- **Required work**: Return the listing below unchanged, minus its pictures.

- **Dataset records**:
↓

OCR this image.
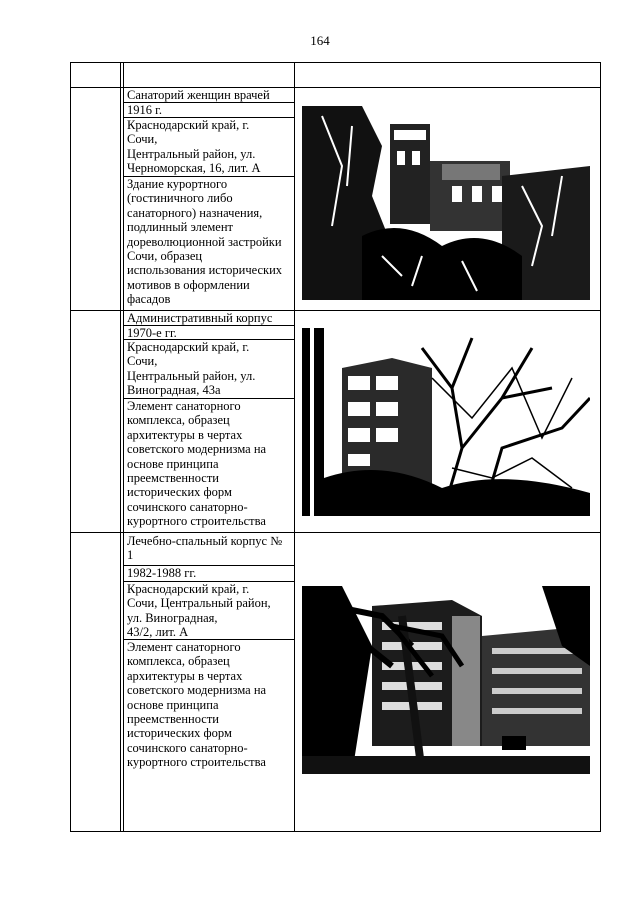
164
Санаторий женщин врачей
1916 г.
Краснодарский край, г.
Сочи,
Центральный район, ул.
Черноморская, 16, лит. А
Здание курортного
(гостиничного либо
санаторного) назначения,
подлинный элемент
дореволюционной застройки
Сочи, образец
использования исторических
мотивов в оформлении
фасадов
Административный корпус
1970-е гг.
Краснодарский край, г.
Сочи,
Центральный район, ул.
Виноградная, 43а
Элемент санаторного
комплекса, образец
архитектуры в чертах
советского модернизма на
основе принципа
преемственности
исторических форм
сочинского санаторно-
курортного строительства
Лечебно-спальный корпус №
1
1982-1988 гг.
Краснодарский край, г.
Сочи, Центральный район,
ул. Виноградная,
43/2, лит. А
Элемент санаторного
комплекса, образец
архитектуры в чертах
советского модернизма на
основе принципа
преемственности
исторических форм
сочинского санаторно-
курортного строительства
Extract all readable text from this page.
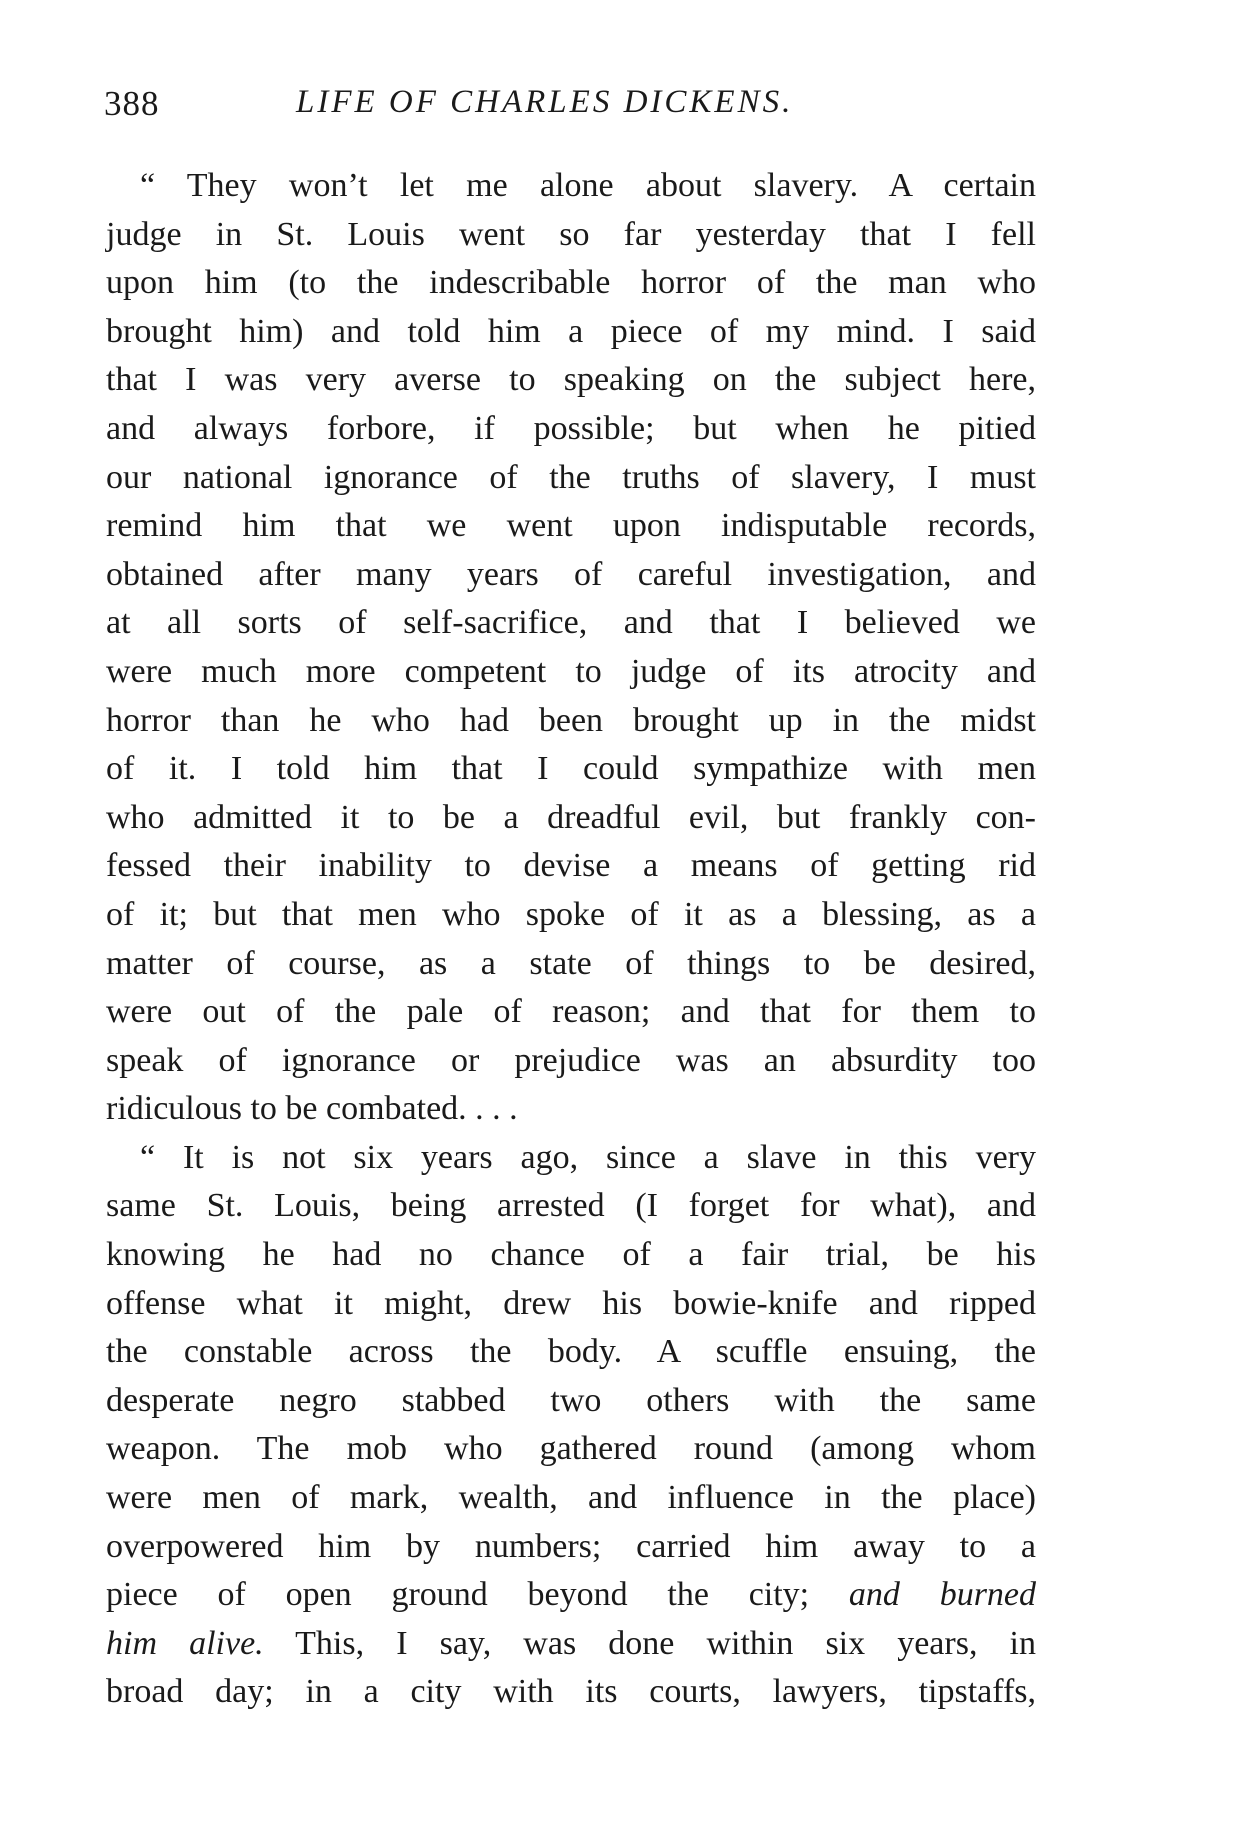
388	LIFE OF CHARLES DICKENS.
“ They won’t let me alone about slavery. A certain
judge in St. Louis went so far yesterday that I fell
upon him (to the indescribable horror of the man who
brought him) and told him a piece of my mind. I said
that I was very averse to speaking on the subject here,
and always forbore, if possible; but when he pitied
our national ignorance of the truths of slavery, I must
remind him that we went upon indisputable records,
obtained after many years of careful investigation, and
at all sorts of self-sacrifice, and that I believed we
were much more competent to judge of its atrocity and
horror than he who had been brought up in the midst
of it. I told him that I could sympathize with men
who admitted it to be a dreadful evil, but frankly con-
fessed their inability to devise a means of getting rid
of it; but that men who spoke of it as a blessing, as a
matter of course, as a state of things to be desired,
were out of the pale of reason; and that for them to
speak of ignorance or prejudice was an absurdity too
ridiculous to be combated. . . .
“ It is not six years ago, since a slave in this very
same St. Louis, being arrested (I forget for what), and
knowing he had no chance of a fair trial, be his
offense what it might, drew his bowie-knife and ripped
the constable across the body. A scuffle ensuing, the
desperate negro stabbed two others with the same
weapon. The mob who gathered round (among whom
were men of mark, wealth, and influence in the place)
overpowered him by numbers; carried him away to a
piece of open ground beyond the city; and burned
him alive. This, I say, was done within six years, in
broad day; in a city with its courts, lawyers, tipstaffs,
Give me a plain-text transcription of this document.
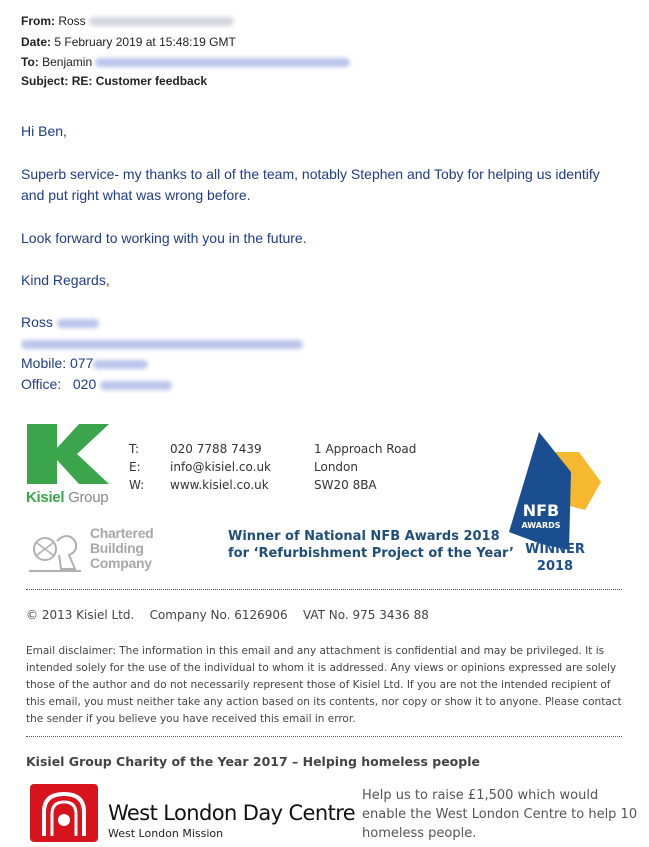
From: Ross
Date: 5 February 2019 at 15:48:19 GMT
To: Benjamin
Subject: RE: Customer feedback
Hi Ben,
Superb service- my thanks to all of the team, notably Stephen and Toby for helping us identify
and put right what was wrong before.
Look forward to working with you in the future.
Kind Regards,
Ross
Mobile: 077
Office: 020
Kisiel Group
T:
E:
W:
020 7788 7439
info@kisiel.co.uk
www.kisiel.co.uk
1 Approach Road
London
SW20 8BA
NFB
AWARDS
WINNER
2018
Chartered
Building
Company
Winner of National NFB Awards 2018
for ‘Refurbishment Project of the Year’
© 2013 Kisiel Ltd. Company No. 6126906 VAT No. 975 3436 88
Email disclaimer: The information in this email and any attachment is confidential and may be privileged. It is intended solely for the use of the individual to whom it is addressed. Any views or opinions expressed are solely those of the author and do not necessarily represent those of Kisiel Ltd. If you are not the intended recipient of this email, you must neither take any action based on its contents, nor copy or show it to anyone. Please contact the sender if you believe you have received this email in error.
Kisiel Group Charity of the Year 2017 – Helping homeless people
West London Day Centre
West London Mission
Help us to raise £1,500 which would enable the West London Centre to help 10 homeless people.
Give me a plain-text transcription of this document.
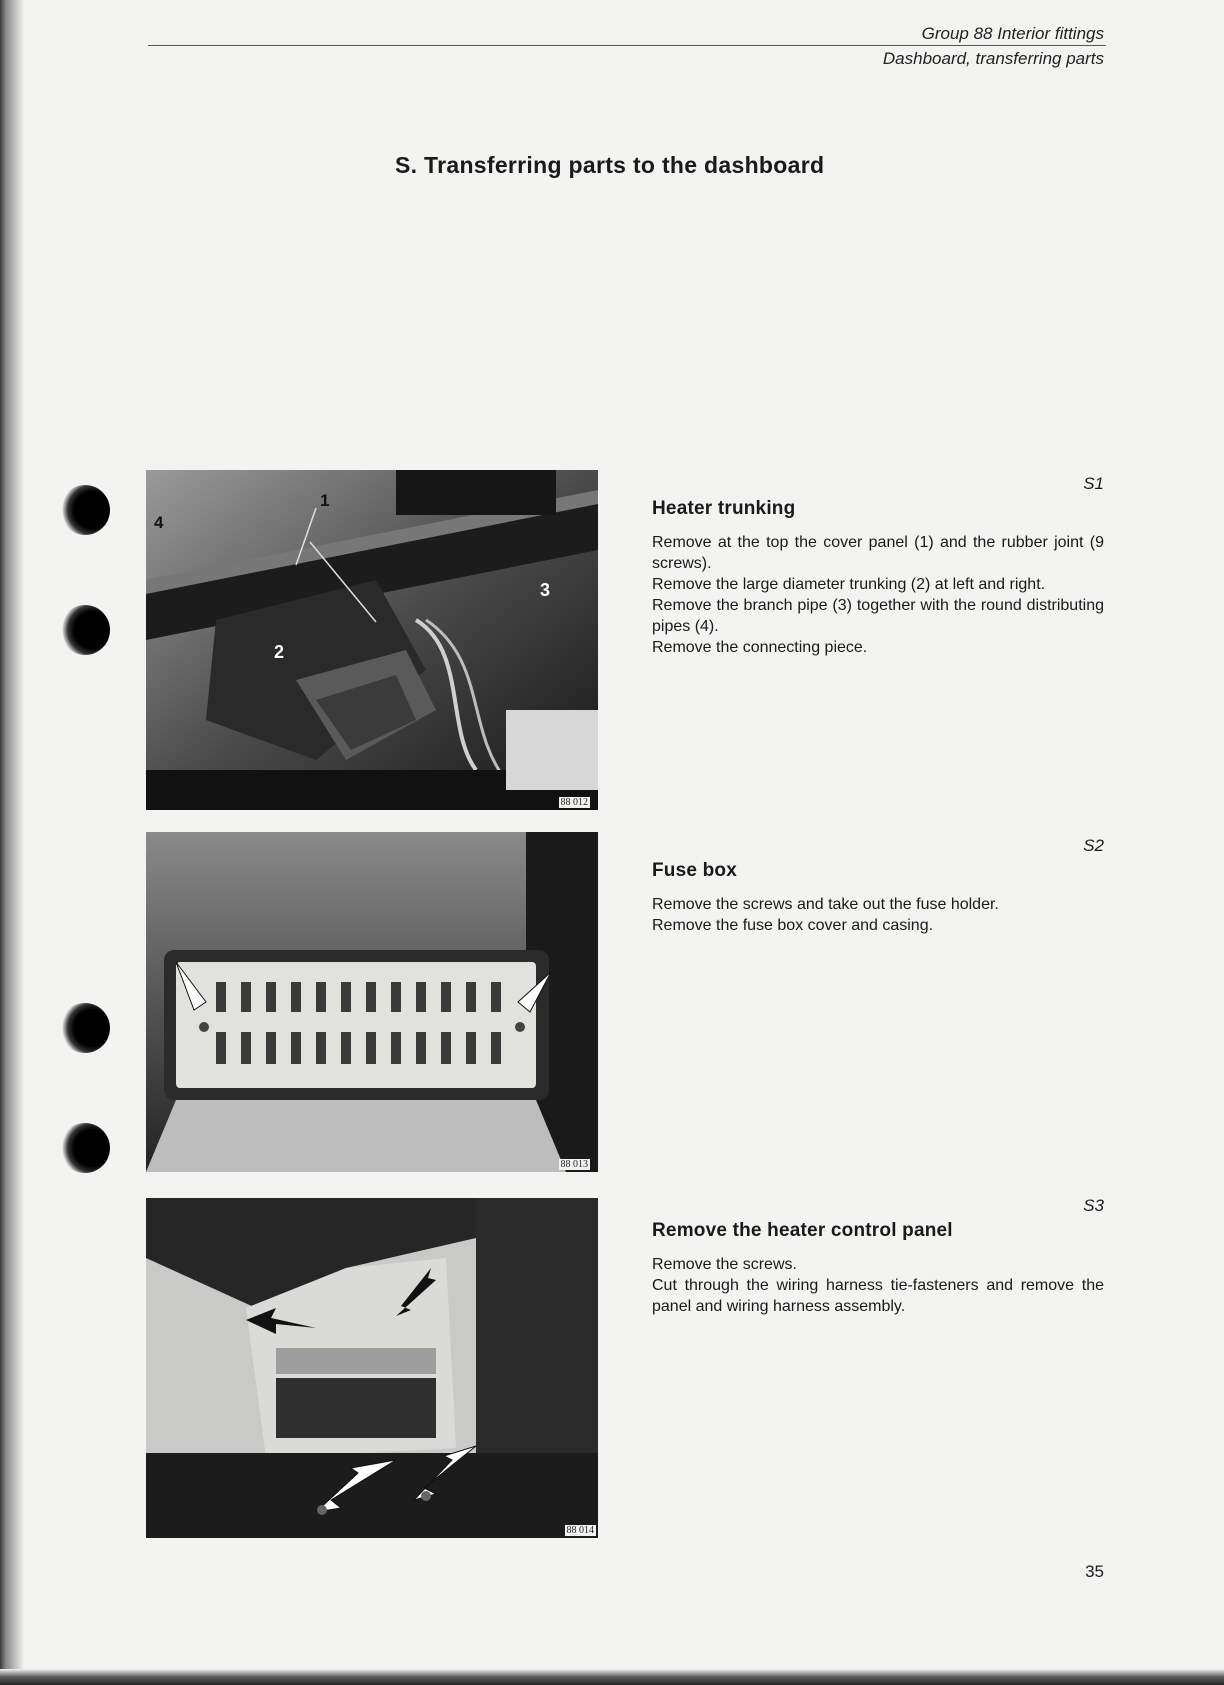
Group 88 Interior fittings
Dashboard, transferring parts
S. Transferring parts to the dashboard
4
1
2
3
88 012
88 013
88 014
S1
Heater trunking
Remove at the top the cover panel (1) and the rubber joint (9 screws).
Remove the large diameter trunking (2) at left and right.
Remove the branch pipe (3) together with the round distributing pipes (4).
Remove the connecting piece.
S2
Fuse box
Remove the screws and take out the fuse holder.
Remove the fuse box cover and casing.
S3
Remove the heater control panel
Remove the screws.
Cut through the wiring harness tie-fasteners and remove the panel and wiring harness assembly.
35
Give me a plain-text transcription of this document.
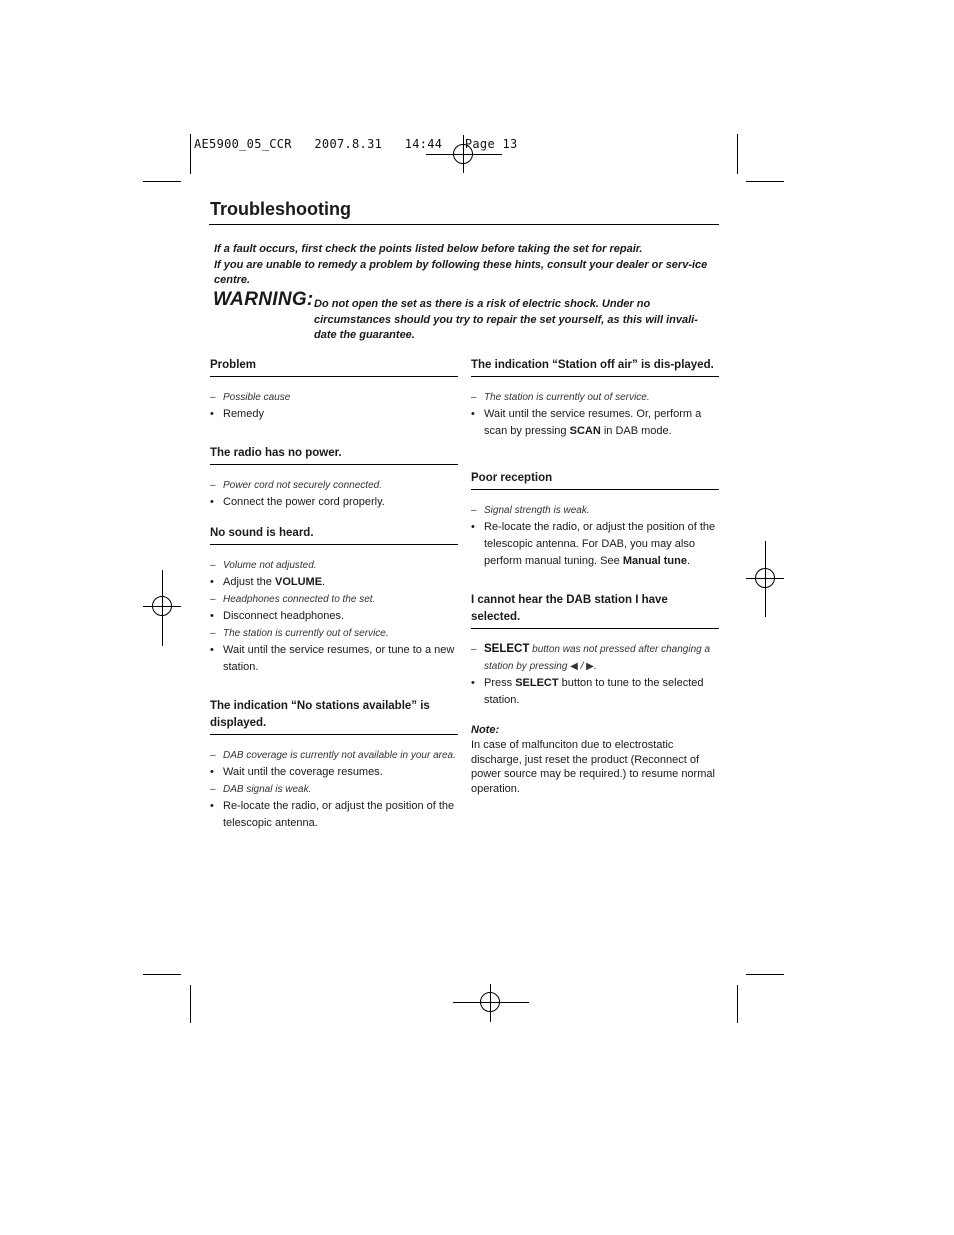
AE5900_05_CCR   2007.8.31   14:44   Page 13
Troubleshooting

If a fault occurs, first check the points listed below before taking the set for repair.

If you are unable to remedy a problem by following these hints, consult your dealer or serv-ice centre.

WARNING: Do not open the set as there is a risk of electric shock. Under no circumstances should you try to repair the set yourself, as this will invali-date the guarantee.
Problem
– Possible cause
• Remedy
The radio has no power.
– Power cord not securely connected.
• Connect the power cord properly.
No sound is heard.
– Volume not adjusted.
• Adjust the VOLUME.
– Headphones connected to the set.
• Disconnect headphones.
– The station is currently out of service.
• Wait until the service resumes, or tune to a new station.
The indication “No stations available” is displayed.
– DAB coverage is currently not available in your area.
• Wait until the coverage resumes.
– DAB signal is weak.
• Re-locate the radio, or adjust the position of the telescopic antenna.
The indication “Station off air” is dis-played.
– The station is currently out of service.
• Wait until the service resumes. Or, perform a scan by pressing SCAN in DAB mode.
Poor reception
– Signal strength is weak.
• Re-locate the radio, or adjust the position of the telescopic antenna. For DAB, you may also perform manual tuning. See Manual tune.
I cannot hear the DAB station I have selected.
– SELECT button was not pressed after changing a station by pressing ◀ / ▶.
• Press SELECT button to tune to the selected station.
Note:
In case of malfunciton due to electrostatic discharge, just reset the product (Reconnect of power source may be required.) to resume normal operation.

↑

- **Response below**:
OCR this image.
164
Санаторий женщин врачей
1916 г.
Краснодарский край, г.
Сочи,
Центральный район, ул.
Черноморская, 16, лит. А
Здание курортного
(гостиничного либо
санаторного) назначения,
подлинный элемент
дореволюционной застройки
Сочи, образец
использования исторических
мотивов в оформлении
фасадов
Административный корпус
1970-е гг.
Краснодарский край, г.
Сочи,
Центральный район, ул.
Виноградная, 43а
Элемент санаторного
комплекса, образец
архитектуры в чертах
советского модернизма на
основе принципа
преемственности
исторических форм
сочинского санаторно-
курортного строительства
Лечебно-спальный корпус №
1
1982-1988 гг.
Краснодарский край, г.
Сочи, Центральный район,
ул. Виноградная,
43/2, лит. А
Элемент санаторного
комплекса, образец
архитектуры в чертах
советского модернизма на
основе принципа
преемственности
исторических форм
сочинского санаторно-
курортного строительства
Extract all readable text from this page.
388	LIFE OF CHARLES DICKENS.
“ They won’t let me alone about slavery. A certain
judge in St. Louis went so far yesterday that I fell
upon him (to the indescribable horror of the man who
brought him) and told him a piece of my mind. I said
that I was very averse to speaking on the subject here,
and always forbore, if possible; but when he pitied
our national ignorance of the truths of slavery, I must
remind him that we went upon indisputable records,
obtained after many years of careful investigation, and
at all sorts of self-sacrifice, and that I believed we
were much more competent to judge of its atrocity and
horror than he who had been brought up in the midst
of it. I told him that I could sympathize with men
who admitted it to be a dreadful evil, but frankly con-
fessed their inability to devise a means of getting rid
of it; but that men who spoke of it as a blessing, as a
matter of course, as a state of things to be desired,
were out of the pale of reason; and that for them to
speak of ignorance or prejudice was an absurdity too
ridiculous to be combated. . . .
“ It is not six years ago, since a slave in this very
same St. Louis, being arrested (I forget for what), and
knowing he had no chance of a fair trial, be his
offense what it might, drew his bowie-knife and ripped
the constable across the body. A scuffle ensuing, the
desperate negro stabbed two others with the same
weapon. The mob who gathered round (among whom
were men of mark, wealth, and influence in the place)
overpowered him by numbers; carried him away to a
piece of open ground beyond the city; and burned
him alive. This, I say, was done within six years, in
broad day; in a city with its courts, lawyers, tipstaffs,
Give me a plain-text transcription of this document.
From: Ross
Date: 5 February 2019 at 15:48:19 GMT
To: Benjamin
Subject: RE: Customer feedback
Hi Ben,
Superb service- my thanks to all of the team, notably Stephen and Toby for helping us identify
and put right what was wrong before.
Look forward to working with you in the future.
Kind Regards,
Ross
Mobile: 077
Office: 020
Kisiel Group
T:
E:
W:
020 7788 7439
info@kisiel.co.uk
www.kisiel.co.uk
1 Approach Road
London
SW20 8BA
NFB
AWARDS
WINNER
2018
Chartered
Building
Company
Winner of National NFB Awards 2018
for ‘Refurbishment Project of the Year’
© 2013 Kisiel Ltd. Company No. 6126906 VAT No. 975 3436 88
Email disclaimer: The information in this email and any attachment is confidential and may be privileged. It is intended solely for the use of the individual to whom it is addressed. Any views or opinions expressed are solely those of the author and do not necessarily represent those of Kisiel Ltd. If you are not the intended recipient of this email, you must neither take any action based on its contents, nor copy or show it to anyone. Please contact the sender if you believe you have received this email in error.
Kisiel Group Charity of the Year 2017 – Helping homeless people
West London Day Centre
West London Mission
Help us to raise £1,500 which would enable the West London Centre to help 10 homeless people.
Give me a plain-text transcription of this document.
Group 88 Interior fittings
Dashboard, transferring parts
S. Transferring parts to the dashboard
4
1
2
3
88 012
88 013
88 014
S1
Heater trunking
Remove at the top the cover panel (1) and the rubber joint (9 screws).
Remove the large diameter trunking (2) at left and right.
Remove the branch pipe (3) together with the round distributing pipes (4).
Remove the connecting piece.
S2
Fuse box
Remove the screws and take out the fuse holder.
Remove the fuse box cover and casing.
S3
Remove the heater control panel
Remove the screws.
Cut through the wiring harness tie-fasteners and remove the panel and wiring harness assembly.
35
Give me a plain-text transcription of this document.
AE5900_05_CCR   2007.8.31   14:44   Page 13
Troubleshooting

If a fault occurs, first check the points listed below before taking the set for repair.

If you are unable to remedy a problem by following these hints, consult your dealer or serv-ice centre.

WARNING: Do not open the set as there is a risk of electric shock. Under no circumstances should you try to repair the set yourself, as this will invali-date the guarantee.
Problem
– Possible cause
• Remedy
The radio has no power.
– Power cord not securely connected.
• Connect the power cord properly.
No sound is heard.
– Volume not adjusted.
• Adjust the VOLUME.
– Headphones connected to the set.
• Disconnect headphones.
– The station is currently out of service.
• Wait until the service resumes, or tune to a new station.
The indication “No stations available” is displayed.
– DAB coverage is currently not available in your area.
• Wait until the coverage resumes.
– DAB signal is weak.
• Re-locate the radio, or adjust the position of the telescopic antenna.
The indication “Station off air” is dis-played.
– The station is currently out of service.
• Wait until the service resumes. Or, perform a scan by pressing SCAN in DAB mode.
Poor reception
– Signal strength is weak.
• Re-locate the radio, or adjust the position of the telescopic antenna. For DAB, you may also perform manual tuning. See Manual tune.
I cannot hear the DAB station I have selected.
– SELECT button was not pressed after changing a station by pressing ◀ / ▶.
• Press SELECT button to tune to the selected station.
Note:
In case of malfunciton due to electrostatic discharge, just reset the product (Reconnect of power source may be required.) to resume normal operation.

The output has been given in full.